- [Records]
Start

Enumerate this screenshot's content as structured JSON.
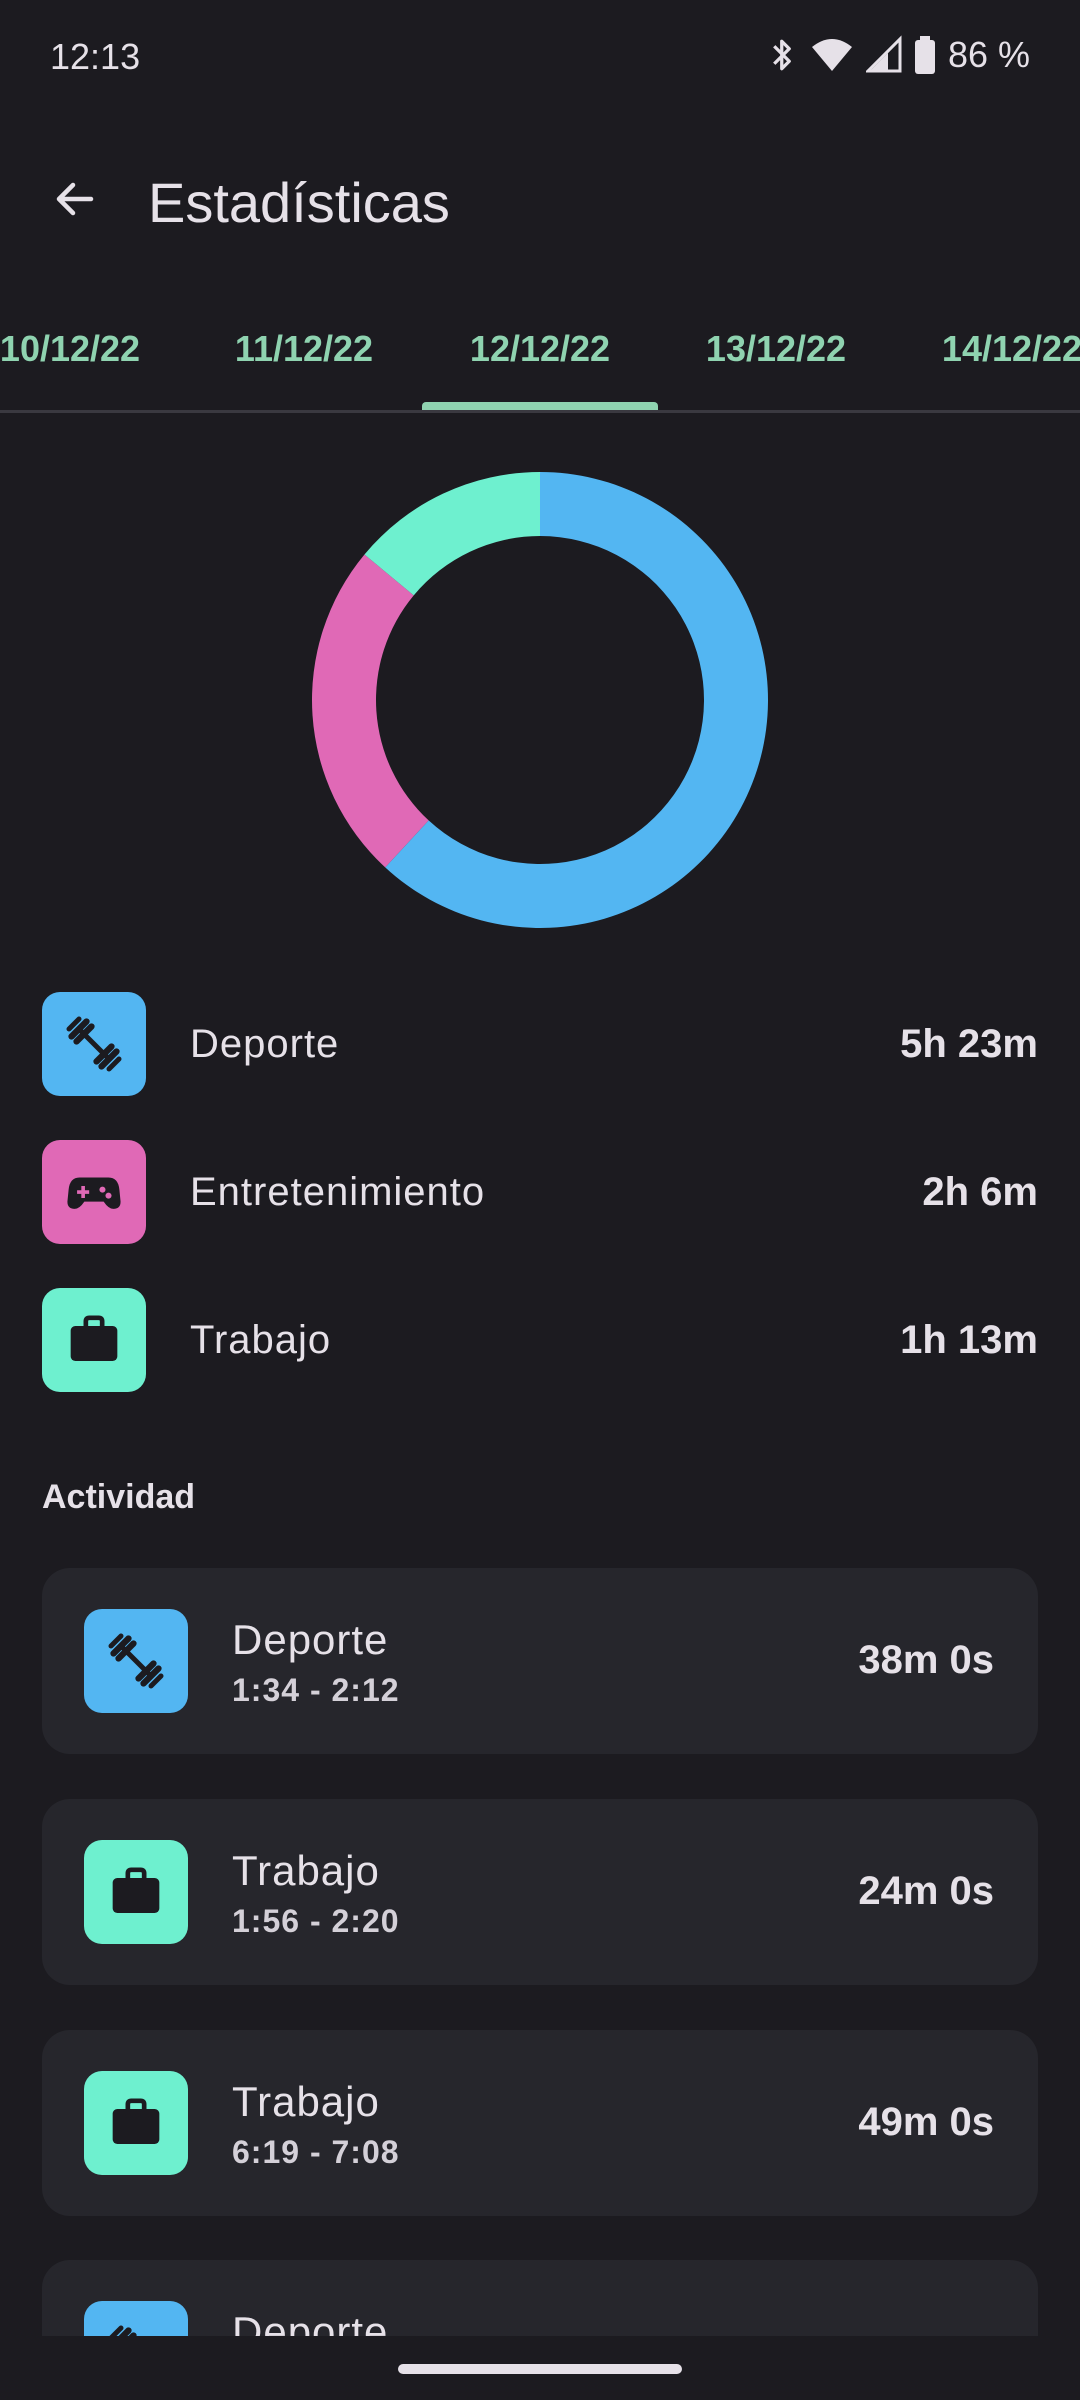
{
  "status_bar": {
    "time": "12:13",
    "battery": "86 %"
  },
  "header": {
    "title": "Estadísticas"
  },
  "tabs": [
    {
      "label": "10/12/22"
    },
    {
      "label": "11/12/22"
    },
    {
      "label": "12/12/22",
      "selected": true
    },
    {
      "label": "13/12/22"
    },
    {
      "label": "14/12/22"
    }
  ],
  "donut": {
    "segments": [
      {
        "category": "Deporte",
        "minutes": 323,
        "color": "#53b6f2"
      },
      {
        "category": "Entretenimiento",
        "minutes": 126,
        "color": "#e069b6"
      },
      {
        "category": "Trabajo",
        "minutes": 73,
        "color": "#6ef0cf"
      }
    ]
  },
  "summary": [
    {
      "name": "Deporte",
      "time": "5h 23m",
      "color": "#53b6f2",
      "icon": "dumbbell-icon"
    },
    {
      "name": "Entretenimiento",
      "time": "2h 6m",
      "color": "#e069b6",
      "icon": "gamepad-icon"
    },
    {
      "name": "Trabajo",
      "time": "1h 13m",
      "color": "#6ef0cf",
      "icon": "briefcase-icon"
    }
  ],
  "activity": {
    "title": "Actividad",
    "items": [
      {
        "name": "Deporte",
        "range": "1:34 - 2:12",
        "duration": "38m 0s",
        "color": "#53b6f2",
        "icon": "dumbbell-icon"
      },
      {
        "name": "Trabajo",
        "range": "1:56 - 2:20",
        "duration": "24m 0s",
        "color": "#6ef0cf",
        "icon": "briefcase-icon"
      },
      {
        "name": "Trabajo",
        "range": "6:19 - 7:08",
        "duration": "49m 0s",
        "color": "#6ef0cf",
        "icon": "briefcase-icon"
      },
      {
        "name": "Deporte",
        "range": "",
        "duration": "",
        "color": "#53b6f2",
        "icon": "dumbbell-icon"
      }
    ]
  }
}
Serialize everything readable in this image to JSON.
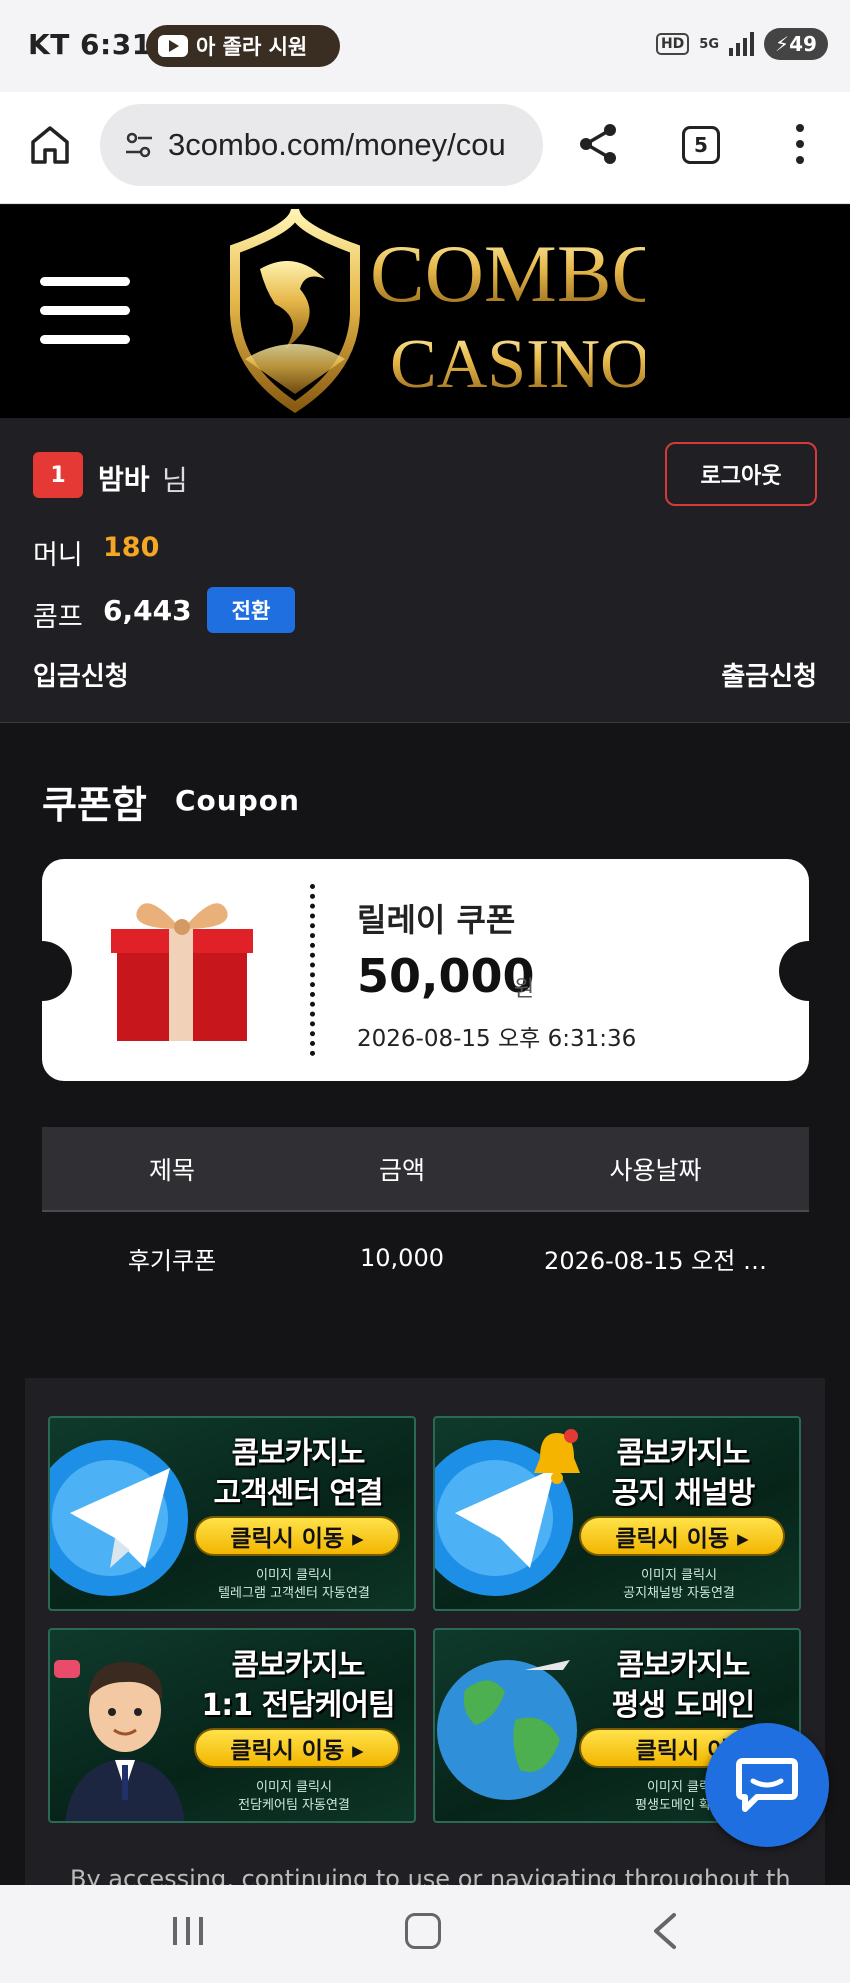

End

- [Directions]
Where a line in the entries holds the word "category", copy that line.

- [Answer to the task]
        "category": "Deporte",
        "category": "Entretenimiento",
        "category": "Trabajo",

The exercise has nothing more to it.